AIM OF THE TASK: Sift the material for lines containing "secchio", and return them.

+ + + + +

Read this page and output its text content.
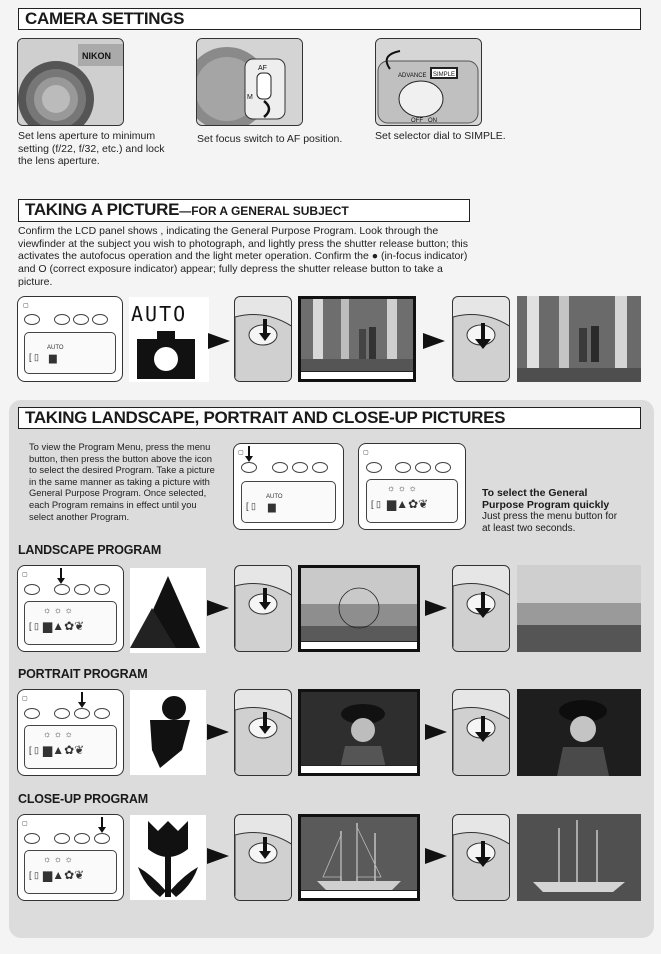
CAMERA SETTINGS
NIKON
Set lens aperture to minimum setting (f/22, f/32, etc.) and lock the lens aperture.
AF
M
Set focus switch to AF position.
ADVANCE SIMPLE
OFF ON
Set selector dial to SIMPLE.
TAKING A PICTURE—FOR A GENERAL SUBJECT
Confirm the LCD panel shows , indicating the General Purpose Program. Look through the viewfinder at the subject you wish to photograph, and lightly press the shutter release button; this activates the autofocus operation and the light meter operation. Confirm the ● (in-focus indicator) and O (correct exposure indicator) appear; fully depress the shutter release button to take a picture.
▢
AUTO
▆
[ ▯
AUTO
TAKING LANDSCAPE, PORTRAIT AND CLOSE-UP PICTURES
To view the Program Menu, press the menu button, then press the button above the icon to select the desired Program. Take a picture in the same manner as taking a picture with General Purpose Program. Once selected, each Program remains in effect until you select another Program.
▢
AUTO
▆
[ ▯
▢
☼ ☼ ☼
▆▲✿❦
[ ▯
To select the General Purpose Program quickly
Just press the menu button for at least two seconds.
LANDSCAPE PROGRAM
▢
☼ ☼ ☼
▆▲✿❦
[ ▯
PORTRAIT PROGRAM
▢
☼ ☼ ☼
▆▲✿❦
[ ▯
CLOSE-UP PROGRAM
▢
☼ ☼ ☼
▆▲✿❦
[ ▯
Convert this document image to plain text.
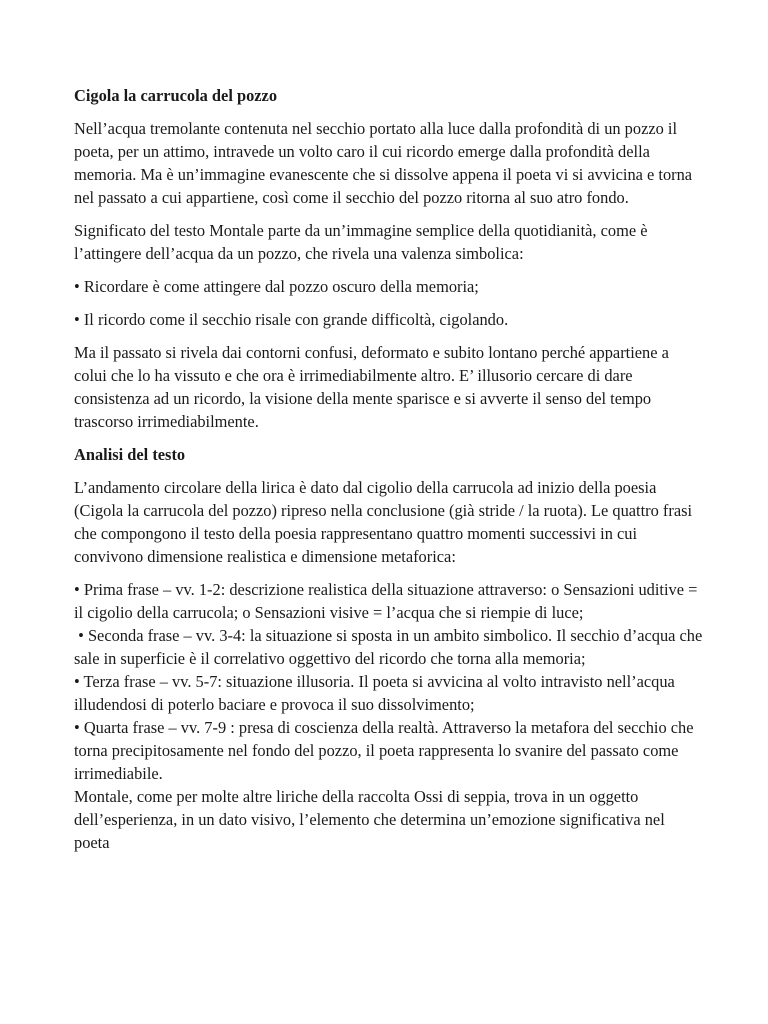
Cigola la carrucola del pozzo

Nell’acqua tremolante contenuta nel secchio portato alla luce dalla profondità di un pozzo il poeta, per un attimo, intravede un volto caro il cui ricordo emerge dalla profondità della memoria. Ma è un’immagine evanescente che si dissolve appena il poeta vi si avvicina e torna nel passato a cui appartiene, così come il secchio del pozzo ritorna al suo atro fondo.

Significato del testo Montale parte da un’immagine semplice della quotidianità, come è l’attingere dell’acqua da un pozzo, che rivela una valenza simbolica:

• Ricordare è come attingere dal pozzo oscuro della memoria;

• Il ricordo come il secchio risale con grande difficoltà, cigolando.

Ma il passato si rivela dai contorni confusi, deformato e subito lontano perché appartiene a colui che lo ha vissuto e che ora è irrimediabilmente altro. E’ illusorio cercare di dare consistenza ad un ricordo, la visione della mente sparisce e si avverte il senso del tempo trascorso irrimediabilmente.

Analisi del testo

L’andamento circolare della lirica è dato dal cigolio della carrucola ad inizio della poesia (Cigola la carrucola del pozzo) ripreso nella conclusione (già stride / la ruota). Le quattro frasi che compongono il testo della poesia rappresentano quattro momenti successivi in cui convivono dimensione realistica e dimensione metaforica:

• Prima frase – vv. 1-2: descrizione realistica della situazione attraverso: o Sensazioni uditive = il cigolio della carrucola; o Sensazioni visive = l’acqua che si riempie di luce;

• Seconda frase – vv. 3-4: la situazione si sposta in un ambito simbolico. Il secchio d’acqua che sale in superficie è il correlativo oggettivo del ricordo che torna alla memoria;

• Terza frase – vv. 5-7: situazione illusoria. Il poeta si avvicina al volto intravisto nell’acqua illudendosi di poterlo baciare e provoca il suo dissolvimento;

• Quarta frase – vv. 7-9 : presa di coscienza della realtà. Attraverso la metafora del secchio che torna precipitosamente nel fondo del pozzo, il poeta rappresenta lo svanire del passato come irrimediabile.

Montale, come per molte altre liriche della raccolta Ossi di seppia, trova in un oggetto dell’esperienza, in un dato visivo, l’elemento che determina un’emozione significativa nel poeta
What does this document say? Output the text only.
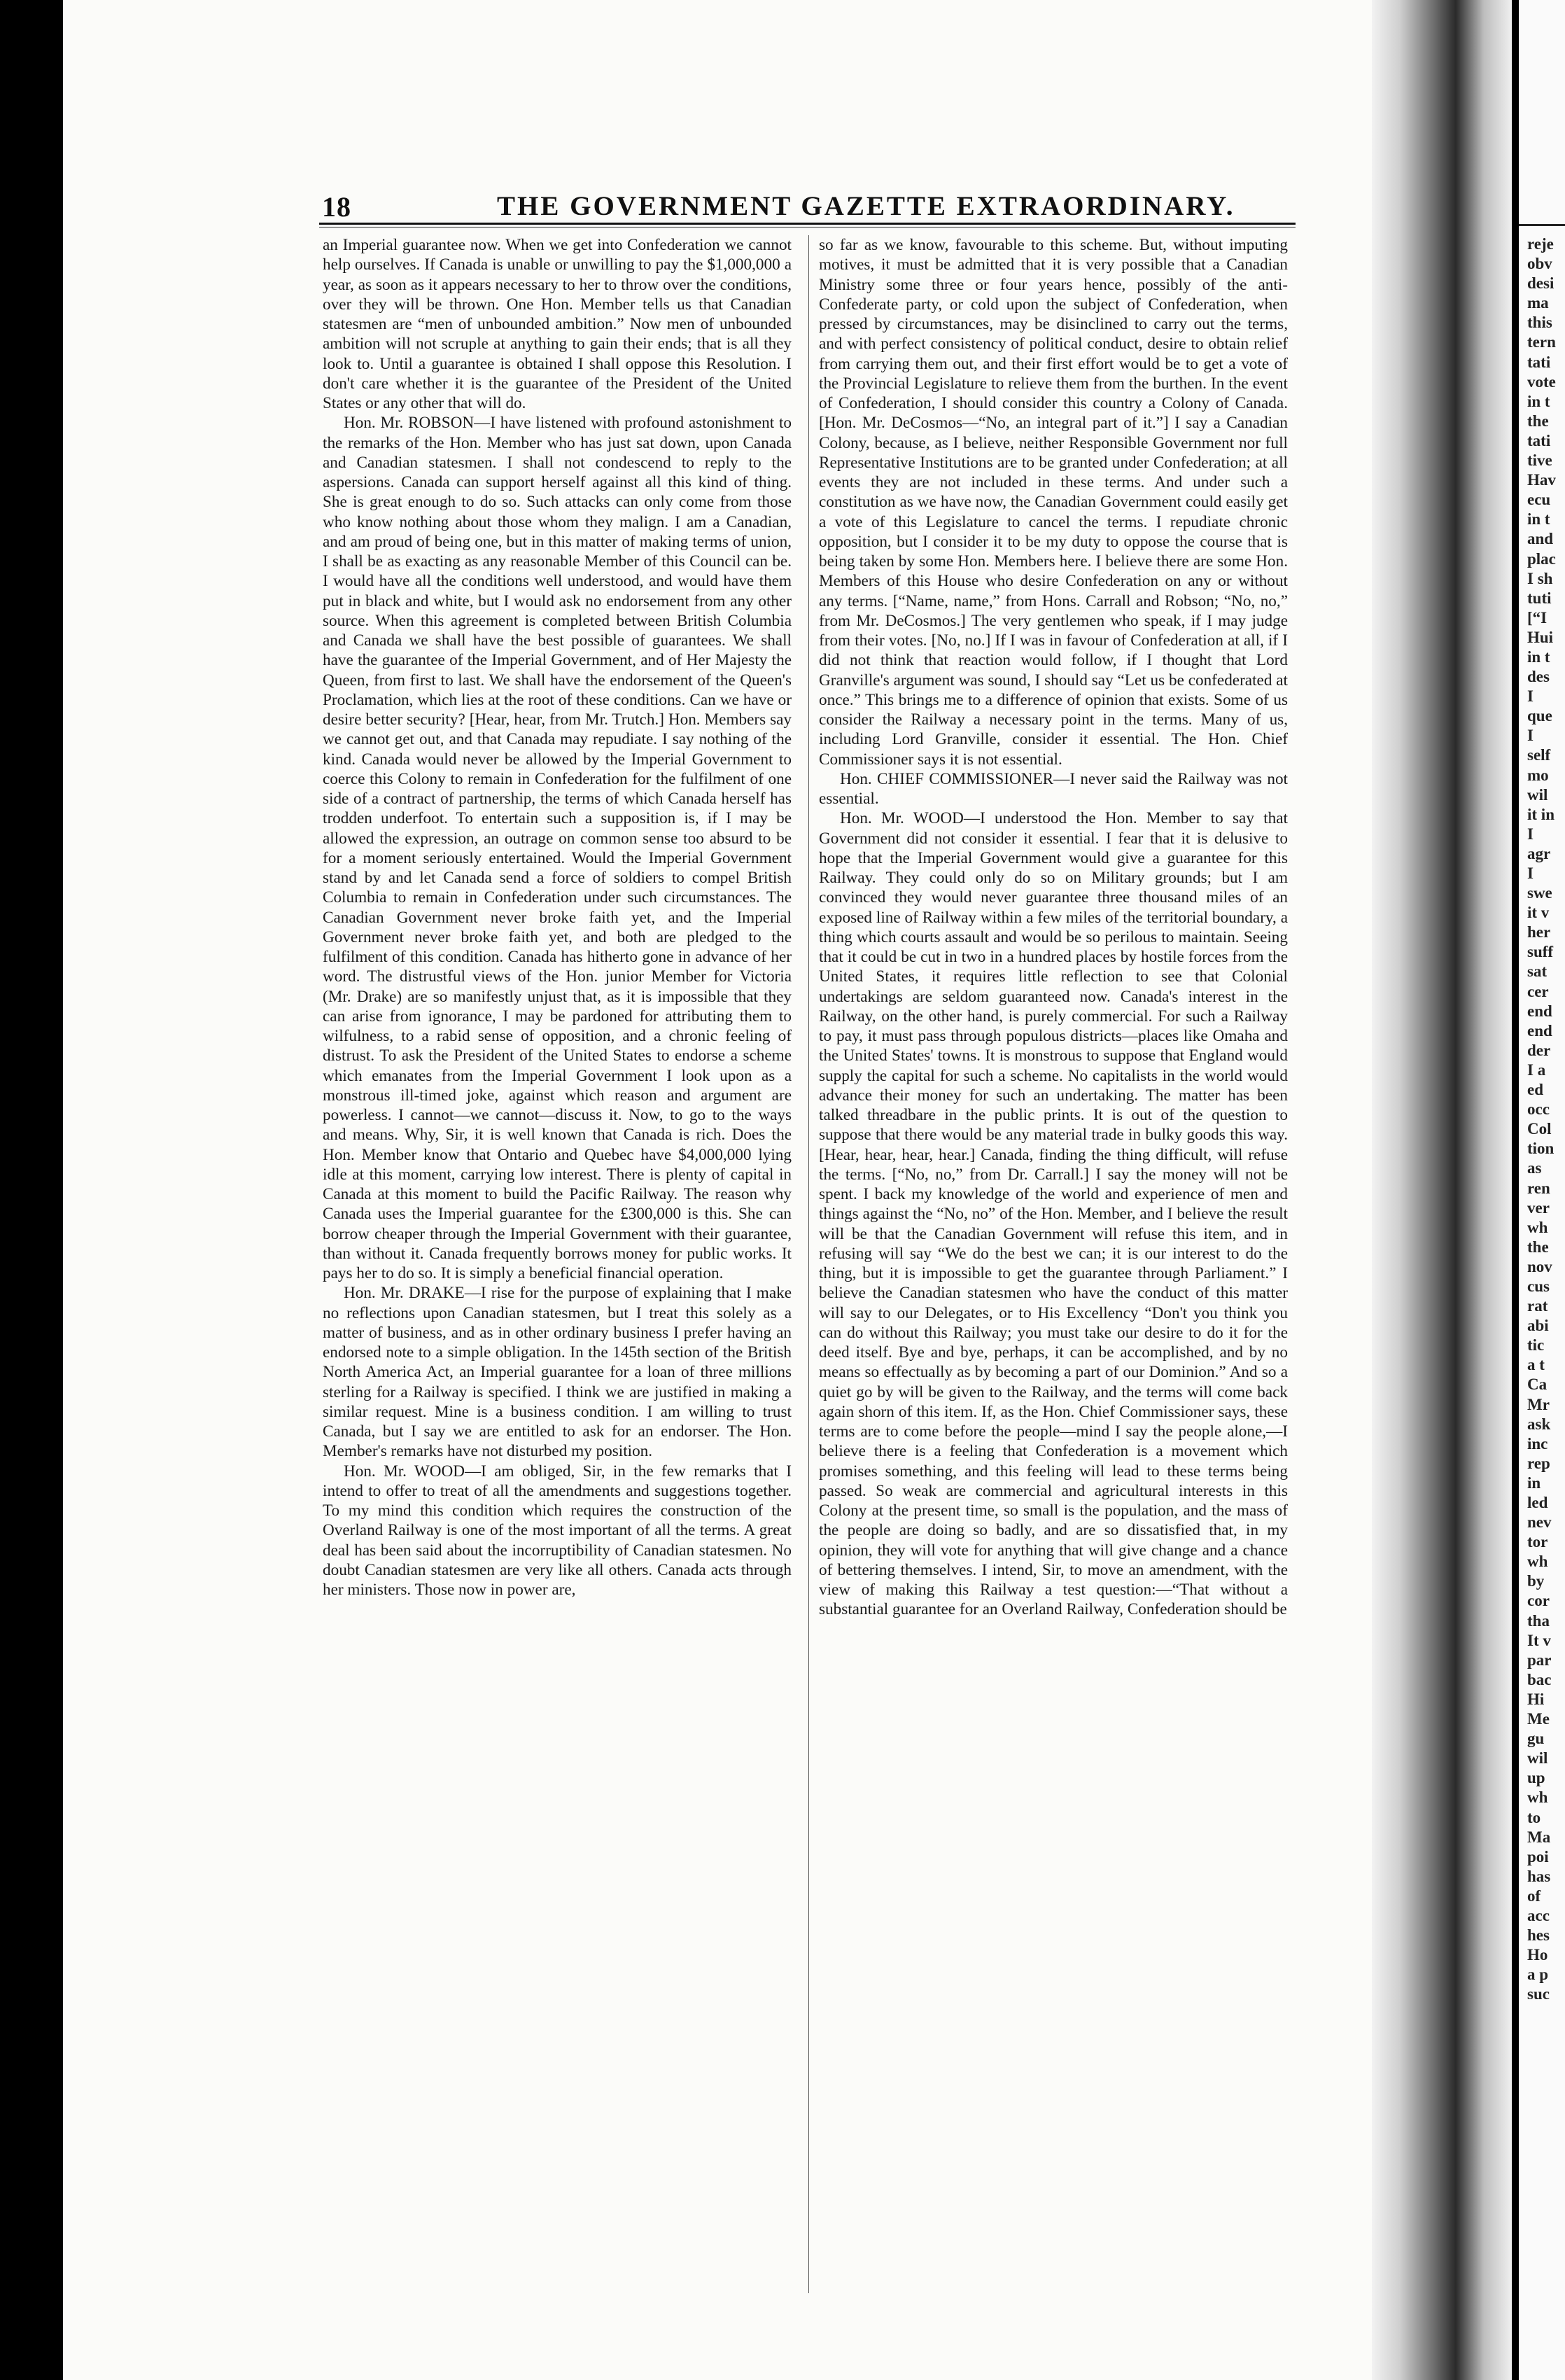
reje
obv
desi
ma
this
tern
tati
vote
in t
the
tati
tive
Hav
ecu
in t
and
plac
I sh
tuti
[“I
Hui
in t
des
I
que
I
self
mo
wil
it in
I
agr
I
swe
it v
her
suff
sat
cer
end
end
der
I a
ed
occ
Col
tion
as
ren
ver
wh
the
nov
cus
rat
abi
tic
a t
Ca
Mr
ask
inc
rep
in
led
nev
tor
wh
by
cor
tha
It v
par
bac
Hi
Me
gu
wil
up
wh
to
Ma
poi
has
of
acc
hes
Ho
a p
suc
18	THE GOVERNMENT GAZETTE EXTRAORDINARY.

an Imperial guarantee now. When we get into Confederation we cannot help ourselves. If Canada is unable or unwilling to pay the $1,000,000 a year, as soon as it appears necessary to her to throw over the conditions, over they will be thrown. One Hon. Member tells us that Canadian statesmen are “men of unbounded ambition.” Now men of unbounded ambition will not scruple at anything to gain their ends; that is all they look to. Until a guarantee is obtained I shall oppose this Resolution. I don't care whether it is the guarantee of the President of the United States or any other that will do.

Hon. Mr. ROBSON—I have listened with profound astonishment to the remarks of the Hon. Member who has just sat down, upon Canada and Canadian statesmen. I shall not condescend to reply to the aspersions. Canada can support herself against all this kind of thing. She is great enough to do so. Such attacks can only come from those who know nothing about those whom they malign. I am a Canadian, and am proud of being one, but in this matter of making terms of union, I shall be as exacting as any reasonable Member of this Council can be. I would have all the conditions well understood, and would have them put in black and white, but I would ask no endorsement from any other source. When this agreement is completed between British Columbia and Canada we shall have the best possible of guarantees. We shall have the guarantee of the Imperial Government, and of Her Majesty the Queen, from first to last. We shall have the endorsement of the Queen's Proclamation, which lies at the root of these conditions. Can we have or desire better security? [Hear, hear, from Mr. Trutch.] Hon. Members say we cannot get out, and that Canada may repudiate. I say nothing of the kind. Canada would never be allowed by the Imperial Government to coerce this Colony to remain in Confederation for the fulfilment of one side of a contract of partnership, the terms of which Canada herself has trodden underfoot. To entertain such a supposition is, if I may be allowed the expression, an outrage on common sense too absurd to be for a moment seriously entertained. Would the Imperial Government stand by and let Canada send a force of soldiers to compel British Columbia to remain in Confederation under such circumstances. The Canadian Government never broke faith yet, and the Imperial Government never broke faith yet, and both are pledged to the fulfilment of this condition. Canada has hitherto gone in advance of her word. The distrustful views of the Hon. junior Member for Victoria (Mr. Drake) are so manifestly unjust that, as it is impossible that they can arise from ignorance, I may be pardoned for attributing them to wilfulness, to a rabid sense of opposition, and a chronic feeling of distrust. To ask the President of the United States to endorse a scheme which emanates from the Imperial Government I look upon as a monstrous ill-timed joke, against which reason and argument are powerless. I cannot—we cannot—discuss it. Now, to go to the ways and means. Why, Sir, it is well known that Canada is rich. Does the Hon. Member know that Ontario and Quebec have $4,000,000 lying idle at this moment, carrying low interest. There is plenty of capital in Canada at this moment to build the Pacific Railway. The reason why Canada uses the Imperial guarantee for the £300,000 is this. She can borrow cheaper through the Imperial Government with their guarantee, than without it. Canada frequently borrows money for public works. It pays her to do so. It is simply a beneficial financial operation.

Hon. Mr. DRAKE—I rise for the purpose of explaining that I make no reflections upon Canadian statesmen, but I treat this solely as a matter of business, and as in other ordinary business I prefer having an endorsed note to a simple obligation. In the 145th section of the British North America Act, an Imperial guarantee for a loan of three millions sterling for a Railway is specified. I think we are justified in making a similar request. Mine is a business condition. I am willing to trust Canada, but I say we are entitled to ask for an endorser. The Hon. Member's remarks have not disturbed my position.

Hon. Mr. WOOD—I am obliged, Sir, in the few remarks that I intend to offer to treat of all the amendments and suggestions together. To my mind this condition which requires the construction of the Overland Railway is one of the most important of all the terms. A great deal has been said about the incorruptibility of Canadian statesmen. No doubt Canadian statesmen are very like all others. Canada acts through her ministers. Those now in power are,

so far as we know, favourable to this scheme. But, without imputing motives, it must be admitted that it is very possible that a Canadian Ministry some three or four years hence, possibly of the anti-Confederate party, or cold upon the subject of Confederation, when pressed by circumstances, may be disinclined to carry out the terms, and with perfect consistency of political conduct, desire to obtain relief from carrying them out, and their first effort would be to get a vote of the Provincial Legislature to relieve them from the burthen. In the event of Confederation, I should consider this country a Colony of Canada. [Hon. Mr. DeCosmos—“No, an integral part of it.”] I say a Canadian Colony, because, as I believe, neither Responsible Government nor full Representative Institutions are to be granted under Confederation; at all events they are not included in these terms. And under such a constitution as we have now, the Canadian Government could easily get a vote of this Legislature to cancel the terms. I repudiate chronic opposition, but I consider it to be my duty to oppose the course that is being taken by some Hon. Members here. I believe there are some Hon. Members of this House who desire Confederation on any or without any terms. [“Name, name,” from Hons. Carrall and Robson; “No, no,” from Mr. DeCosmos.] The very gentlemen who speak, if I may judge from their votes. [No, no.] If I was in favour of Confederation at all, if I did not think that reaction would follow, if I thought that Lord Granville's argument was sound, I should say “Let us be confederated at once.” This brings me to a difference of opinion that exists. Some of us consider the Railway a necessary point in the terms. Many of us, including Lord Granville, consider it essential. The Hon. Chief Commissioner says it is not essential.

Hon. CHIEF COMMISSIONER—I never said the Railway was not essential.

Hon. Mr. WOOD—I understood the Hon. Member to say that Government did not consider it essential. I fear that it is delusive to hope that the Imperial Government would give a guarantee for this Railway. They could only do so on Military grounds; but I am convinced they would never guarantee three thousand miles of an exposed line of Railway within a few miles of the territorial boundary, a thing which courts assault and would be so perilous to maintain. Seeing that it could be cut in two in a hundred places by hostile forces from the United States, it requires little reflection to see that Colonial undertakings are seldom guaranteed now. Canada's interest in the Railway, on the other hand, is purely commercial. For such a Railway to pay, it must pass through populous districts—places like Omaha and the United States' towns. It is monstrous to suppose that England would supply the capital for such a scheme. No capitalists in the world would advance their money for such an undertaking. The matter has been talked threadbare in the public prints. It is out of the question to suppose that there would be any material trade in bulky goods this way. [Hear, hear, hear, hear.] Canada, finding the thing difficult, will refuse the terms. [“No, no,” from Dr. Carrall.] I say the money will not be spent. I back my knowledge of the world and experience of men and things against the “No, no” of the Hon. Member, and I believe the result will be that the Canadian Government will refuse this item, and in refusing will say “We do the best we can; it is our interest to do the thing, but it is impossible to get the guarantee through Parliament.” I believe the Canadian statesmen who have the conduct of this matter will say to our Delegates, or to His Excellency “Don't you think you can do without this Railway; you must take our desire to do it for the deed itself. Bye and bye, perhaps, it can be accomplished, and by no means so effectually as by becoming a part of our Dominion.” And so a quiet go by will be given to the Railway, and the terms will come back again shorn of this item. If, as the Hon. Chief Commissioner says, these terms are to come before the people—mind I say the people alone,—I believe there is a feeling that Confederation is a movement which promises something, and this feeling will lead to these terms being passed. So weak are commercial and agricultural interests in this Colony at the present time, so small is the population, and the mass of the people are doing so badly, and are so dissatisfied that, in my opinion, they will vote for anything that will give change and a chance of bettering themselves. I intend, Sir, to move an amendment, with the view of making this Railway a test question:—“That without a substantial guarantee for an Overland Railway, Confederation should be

+ + + + +

CORRECT RESULT:
Nell’acqua tremolante contenuta nel secchio portato alla luce dalla profondità di un pozzo il poeta, per un attimo, intravede un volto caro il cui ricordo emerge dalla profondità della memoria. Ma è un’immagine evanescente che si dissolve appena il poeta vi si avvicina e torna nel passato a cui appartiene, così come il secchio del pozzo ritorna al suo atro fondo.
• Il ricordo come il secchio risale con grande difficoltà, cigolando.
• Seconda frase – vv. 3-4: la situazione si sposta in un ambito simbolico. Il secchio d’acqua che sale in superficie è il correlativo oggettivo del ricordo che torna alla memoria;
• Quarta frase – vv. 7-9 : presa di coscienza della realtà. Attraverso la metafora del secchio che torna precipitosamente nel fondo del pozzo, il poeta rappresenta lo svanire del passato come irrimediabile.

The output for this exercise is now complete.